→ DIRECTIONS:
Reproduce every line of the entries below word for word, with nothing changed.

Recorded data:
[BEGIN]

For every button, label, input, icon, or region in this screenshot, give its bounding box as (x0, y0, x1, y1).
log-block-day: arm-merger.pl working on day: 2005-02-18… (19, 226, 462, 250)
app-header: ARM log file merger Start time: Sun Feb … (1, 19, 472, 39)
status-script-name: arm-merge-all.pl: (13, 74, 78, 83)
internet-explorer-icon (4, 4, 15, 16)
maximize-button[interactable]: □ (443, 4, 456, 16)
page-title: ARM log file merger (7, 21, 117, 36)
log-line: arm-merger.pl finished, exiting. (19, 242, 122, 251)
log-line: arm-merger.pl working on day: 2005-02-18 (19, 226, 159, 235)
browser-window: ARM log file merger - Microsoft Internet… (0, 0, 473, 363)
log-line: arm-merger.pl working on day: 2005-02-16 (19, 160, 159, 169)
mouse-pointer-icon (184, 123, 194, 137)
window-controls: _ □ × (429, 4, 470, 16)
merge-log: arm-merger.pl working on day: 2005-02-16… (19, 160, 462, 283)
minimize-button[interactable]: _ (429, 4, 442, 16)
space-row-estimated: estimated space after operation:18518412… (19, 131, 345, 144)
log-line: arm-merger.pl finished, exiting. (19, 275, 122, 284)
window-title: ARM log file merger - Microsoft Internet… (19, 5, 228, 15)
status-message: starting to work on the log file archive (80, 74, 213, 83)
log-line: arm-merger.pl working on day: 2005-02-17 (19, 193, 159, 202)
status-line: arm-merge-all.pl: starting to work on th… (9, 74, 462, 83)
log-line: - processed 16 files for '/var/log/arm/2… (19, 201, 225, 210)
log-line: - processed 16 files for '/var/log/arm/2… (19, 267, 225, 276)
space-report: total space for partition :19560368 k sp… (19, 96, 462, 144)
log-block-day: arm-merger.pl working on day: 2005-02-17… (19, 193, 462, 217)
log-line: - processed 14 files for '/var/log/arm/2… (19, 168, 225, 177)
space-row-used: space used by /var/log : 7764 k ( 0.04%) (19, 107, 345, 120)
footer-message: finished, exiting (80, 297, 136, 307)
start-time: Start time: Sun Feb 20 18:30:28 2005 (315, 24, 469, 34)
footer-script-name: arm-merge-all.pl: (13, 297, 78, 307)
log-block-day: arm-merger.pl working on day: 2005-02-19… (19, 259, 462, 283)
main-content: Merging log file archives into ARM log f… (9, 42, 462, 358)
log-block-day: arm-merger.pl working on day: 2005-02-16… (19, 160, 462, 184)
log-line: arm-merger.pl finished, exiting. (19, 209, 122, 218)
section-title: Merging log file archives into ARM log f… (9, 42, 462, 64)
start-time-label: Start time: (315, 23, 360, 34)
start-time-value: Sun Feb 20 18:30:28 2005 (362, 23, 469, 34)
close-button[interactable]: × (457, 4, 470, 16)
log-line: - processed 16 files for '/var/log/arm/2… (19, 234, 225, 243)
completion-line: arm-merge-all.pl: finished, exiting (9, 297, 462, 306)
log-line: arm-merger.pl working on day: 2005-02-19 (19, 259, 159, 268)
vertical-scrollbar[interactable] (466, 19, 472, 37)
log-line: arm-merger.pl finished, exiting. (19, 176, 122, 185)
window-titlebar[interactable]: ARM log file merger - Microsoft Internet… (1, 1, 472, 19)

[END]

→ OUTPUT OF THE TASK:
For every button, label, input, icon, or region in this screenshot, give its bounding box as (x0, y0, x1, y1).
log-block-day: arm-merger.pl working on day: 2005-02-18… (19, 226, 462, 250)
app-header: ARM log file merger Start time: Sun Feb … (1, 19, 472, 39)
status-script-name: arm-merge-all.pl: (13, 74, 78, 83)
internet-explorer-icon (4, 4, 15, 16)
maximize-button[interactable]: □ (443, 4, 456, 16)
page-title: ARM log file merger (7, 21, 117, 36)
log-line: arm-merger.pl finished, exiting. (19, 242, 122, 251)
log-line: arm-merger.pl working on day: 2005-02-18 (19, 226, 159, 235)
browser-window: ARM log file merger - Microsoft Internet… (0, 0, 473, 363)
log-line: arm-merger.pl working on day: 2005-02-16 (19, 160, 159, 169)
mouse-pointer-icon (184, 123, 194, 137)
window-controls: _ □ × (429, 4, 470, 16)
merge-log: arm-merger.pl working on day: 2005-02-16… (19, 160, 462, 283)
minimize-button[interactable]: _ (429, 4, 442, 16)
space-row-estimated: estimated space after operation:18518412… (19, 131, 345, 144)
log-line: arm-merger.pl finished, exiting. (19, 275, 122, 284)
window-title: ARM log file merger - Microsoft Internet… (19, 5, 228, 15)
status-message: starting to work on the log file archive (80, 74, 213, 83)
log-line: arm-merger.pl working on day: 2005-02-17 (19, 193, 159, 202)
status-line: arm-merge-all.pl: starting to work on th… (9, 74, 462, 83)
log-line: - processed 16 files for '/var/log/arm/2… (19, 201, 225, 210)
log-line: - processed 16 files for '/var/log/arm/2… (19, 267, 225, 276)
space-report: total space for partition :19560368 k sp… (19, 96, 462, 144)
log-block-day: arm-merger.pl working on day: 2005-02-17… (19, 193, 462, 217)
log-line: - processed 14 files for '/var/log/arm/2… (19, 168, 225, 177)
space-row-used: space used by /var/log : 7764 k ( 0.04%) (19, 107, 345, 120)
footer-message: finished, exiting (80, 297, 136, 307)
start-time: Start time: Sun Feb 20 18:30:28 2005 (315, 24, 469, 34)
footer-script-name: arm-merge-all.pl: (13, 297, 78, 307)
log-block-day: arm-merger.pl working on day: 2005-02-19… (19, 259, 462, 283)
main-content: Merging log file archives into ARM log f… (9, 42, 462, 358)
log-block-day: arm-merger.pl working on day: 2005-02-16… (19, 160, 462, 184)
log-line: arm-merger.pl finished, exiting. (19, 209, 122, 218)
section-title: Merging log file archives into ARM log f… (9, 42, 462, 64)
start-time-label: Start time: (315, 23, 360, 34)
start-time-value: Sun Feb 20 18:30:28 2005 (362, 23, 469, 34)
close-button[interactable]: × (457, 4, 470, 16)
log-line: - processed 16 files for '/var/log/arm/2… (19, 234, 225, 243)
completion-line: arm-merge-all.pl: finished, exiting (9, 297, 462, 306)
log-line: arm-merger.pl working on day: 2005-02-19 (19, 259, 159, 268)
vertical-scrollbar[interactable] (466, 19, 472, 37)
log-line: arm-merger.pl finished, exiting. (19, 176, 122, 185)
window-titlebar[interactable]: ARM log file merger - Microsoft Internet… (1, 1, 472, 19)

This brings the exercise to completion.